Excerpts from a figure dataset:
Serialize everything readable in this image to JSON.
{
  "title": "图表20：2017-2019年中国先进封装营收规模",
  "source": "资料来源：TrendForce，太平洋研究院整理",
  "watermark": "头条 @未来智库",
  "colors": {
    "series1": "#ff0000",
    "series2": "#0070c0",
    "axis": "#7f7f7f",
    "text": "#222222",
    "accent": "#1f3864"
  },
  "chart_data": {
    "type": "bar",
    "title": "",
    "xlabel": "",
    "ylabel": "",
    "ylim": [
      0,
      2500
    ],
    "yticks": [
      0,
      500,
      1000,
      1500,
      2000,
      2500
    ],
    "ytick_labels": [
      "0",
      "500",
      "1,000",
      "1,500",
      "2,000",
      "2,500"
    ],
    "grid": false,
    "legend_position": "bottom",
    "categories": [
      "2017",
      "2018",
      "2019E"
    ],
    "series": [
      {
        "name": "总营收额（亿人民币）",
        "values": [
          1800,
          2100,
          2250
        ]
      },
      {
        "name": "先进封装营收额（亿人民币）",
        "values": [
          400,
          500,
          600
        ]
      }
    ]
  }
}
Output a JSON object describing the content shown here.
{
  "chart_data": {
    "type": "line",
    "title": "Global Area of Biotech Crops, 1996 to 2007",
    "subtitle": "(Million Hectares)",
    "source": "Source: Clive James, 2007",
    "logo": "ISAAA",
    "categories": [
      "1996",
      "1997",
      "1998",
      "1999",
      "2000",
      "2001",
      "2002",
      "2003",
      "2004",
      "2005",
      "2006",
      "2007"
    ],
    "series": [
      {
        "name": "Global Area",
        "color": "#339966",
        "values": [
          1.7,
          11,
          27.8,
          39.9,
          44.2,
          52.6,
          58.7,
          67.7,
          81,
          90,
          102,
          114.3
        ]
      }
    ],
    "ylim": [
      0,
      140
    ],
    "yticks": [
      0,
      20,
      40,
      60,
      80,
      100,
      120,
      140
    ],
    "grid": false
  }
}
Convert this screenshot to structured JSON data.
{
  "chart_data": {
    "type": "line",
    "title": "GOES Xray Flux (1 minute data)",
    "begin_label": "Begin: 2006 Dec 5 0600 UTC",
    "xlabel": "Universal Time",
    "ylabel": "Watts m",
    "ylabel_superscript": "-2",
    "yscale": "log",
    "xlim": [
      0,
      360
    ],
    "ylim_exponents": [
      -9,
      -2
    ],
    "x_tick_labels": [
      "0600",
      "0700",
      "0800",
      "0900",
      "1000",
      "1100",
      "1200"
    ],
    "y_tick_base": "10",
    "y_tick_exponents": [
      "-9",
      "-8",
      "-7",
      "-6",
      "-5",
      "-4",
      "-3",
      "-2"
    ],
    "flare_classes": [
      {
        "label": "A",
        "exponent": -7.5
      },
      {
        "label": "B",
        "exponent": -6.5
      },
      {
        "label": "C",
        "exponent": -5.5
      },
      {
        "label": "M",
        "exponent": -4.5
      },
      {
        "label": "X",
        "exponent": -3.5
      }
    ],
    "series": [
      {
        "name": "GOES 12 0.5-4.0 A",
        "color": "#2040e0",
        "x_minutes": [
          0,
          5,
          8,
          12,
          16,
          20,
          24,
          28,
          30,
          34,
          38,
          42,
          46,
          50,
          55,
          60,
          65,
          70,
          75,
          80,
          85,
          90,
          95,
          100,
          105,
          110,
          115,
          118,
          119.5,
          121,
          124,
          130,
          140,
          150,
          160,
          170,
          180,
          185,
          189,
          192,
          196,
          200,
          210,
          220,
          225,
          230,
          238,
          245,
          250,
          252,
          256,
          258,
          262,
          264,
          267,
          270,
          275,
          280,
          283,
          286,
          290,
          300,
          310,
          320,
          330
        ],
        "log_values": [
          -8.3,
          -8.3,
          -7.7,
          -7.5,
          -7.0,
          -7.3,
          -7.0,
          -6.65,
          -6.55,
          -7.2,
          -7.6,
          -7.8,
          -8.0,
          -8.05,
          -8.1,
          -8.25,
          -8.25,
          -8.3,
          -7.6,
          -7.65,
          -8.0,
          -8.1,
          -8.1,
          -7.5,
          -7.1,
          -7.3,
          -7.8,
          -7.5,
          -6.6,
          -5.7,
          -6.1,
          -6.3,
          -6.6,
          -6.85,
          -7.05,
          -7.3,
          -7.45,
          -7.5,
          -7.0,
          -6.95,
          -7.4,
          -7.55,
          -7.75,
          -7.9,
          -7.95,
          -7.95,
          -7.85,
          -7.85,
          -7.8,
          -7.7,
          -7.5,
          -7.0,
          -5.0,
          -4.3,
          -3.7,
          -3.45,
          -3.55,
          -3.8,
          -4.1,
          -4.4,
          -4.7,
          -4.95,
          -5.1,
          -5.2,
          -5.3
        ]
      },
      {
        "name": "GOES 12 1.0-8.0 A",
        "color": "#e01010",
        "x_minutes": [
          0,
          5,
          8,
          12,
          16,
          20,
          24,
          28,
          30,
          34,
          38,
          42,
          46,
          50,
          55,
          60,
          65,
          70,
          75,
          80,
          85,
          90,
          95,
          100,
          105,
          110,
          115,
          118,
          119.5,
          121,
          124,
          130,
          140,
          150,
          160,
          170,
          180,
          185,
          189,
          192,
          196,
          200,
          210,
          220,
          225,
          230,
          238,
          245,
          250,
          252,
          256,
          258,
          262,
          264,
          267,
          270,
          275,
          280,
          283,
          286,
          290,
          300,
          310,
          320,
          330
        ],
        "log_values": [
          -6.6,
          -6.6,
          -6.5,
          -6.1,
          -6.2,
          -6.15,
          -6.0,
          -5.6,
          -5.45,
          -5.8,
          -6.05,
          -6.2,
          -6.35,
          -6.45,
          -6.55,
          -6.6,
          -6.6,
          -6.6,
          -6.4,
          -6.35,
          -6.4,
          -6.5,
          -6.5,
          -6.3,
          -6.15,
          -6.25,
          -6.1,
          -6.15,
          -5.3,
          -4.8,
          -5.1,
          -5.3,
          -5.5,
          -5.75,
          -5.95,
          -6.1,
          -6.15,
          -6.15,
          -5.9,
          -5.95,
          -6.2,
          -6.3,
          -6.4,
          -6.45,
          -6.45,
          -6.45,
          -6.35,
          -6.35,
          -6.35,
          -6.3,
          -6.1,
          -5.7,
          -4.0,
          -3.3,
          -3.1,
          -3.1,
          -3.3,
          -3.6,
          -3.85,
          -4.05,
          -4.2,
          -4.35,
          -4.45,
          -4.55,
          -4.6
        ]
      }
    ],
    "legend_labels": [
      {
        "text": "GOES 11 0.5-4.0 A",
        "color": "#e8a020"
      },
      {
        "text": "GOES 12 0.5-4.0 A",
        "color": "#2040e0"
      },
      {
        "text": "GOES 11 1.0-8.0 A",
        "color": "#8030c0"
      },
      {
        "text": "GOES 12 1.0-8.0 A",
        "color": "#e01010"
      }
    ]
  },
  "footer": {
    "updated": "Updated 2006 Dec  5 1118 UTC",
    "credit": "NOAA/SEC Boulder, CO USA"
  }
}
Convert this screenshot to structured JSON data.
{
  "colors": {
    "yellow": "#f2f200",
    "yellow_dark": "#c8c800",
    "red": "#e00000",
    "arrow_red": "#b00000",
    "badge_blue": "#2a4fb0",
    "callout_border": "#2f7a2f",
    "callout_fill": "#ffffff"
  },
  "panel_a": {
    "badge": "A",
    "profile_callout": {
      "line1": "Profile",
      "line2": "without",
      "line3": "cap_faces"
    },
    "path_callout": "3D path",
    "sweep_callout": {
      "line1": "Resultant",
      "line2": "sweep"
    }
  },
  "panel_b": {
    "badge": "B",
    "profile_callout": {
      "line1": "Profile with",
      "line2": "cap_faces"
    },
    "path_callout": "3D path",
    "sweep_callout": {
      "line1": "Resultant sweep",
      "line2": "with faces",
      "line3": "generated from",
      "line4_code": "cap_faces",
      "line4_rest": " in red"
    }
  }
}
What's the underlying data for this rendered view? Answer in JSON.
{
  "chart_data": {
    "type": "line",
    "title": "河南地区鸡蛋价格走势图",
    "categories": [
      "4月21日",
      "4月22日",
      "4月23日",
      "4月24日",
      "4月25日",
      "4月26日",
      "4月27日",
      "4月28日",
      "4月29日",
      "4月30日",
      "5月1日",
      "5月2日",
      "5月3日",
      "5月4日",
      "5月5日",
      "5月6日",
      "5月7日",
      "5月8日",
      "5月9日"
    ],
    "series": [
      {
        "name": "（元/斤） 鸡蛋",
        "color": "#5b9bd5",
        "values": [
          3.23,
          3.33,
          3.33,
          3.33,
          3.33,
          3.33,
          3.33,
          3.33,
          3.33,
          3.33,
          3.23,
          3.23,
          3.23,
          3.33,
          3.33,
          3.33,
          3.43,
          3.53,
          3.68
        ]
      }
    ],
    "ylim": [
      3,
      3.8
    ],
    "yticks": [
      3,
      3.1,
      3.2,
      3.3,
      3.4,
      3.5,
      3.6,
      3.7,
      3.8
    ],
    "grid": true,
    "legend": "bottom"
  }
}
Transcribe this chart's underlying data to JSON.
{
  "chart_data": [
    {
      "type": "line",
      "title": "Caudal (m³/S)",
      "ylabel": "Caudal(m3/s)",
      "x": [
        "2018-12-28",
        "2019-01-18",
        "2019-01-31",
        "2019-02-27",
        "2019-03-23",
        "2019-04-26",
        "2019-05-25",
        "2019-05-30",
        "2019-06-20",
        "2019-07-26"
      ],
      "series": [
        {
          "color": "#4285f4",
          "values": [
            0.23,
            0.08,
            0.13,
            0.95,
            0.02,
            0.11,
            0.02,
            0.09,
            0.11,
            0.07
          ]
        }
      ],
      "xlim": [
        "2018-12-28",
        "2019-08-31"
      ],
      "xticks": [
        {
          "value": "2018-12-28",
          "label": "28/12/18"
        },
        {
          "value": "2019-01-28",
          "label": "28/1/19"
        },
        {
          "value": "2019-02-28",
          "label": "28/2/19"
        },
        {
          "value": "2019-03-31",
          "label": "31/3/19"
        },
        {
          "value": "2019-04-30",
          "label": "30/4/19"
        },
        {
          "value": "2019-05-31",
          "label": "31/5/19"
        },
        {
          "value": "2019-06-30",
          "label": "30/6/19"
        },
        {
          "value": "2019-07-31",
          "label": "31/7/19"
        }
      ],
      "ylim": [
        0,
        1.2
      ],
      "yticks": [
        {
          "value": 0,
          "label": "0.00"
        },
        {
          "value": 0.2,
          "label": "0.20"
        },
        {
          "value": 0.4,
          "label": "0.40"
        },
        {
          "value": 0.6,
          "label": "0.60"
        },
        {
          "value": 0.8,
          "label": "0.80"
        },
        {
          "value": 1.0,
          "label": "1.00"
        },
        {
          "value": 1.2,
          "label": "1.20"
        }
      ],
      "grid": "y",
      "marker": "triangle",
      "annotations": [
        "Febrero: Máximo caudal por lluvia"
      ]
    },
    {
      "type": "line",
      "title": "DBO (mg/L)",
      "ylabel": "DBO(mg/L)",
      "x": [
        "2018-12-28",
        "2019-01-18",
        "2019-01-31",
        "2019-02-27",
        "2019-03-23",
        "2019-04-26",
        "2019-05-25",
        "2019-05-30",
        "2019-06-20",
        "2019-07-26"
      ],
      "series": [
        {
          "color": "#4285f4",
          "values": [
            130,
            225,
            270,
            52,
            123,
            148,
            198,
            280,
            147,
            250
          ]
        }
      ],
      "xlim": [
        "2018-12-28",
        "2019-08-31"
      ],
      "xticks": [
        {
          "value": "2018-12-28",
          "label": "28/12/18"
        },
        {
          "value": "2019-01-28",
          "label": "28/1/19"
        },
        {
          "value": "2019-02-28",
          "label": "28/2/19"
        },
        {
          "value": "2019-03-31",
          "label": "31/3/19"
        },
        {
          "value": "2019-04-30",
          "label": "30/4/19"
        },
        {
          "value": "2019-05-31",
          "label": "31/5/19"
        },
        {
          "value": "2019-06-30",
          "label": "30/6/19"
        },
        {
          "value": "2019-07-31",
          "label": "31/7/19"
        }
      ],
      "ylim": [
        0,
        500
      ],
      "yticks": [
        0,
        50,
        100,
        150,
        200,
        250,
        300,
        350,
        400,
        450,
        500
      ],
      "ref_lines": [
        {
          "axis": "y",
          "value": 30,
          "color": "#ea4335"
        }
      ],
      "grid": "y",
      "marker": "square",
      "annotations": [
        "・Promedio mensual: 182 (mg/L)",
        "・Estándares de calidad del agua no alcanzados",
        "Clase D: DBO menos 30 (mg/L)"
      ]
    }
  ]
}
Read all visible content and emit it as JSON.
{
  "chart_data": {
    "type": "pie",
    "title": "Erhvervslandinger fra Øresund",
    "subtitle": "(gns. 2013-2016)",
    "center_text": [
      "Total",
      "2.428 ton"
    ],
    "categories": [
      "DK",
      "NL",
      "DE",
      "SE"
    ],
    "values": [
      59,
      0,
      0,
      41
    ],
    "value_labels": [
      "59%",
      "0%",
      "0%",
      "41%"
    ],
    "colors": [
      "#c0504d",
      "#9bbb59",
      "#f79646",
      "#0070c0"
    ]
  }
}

■ **Task requirements**: Repeat the line containing "Read all visible content and emit it as JSON." and all subsequent lines through the final line of the data, exactly and with no others.

■ **Output for this task**:
Read all visible content and emit it as JSON.
{
  "chart_data": {
    "type": "pie",
    "title": "Erhvervslandinger fra Øresund",
    "subtitle": "(gns. 2013-2016)",
    "center_text": [
      "Total",
      "2.428 ton"
    ],
    "categories": [
      "DK",
      "NL",
      "DE",
      "SE"
    ],
    "values": [
      59,
      0,
      0,
      41
    ],
    "value_labels": [
      "59%",
      "0%",
      "0%",
      "41%"
    ],
    "colors": [
      "#c0504d",
      "#9bbb59",
      "#f79646",
      "#0070c0"
    ]
  }
}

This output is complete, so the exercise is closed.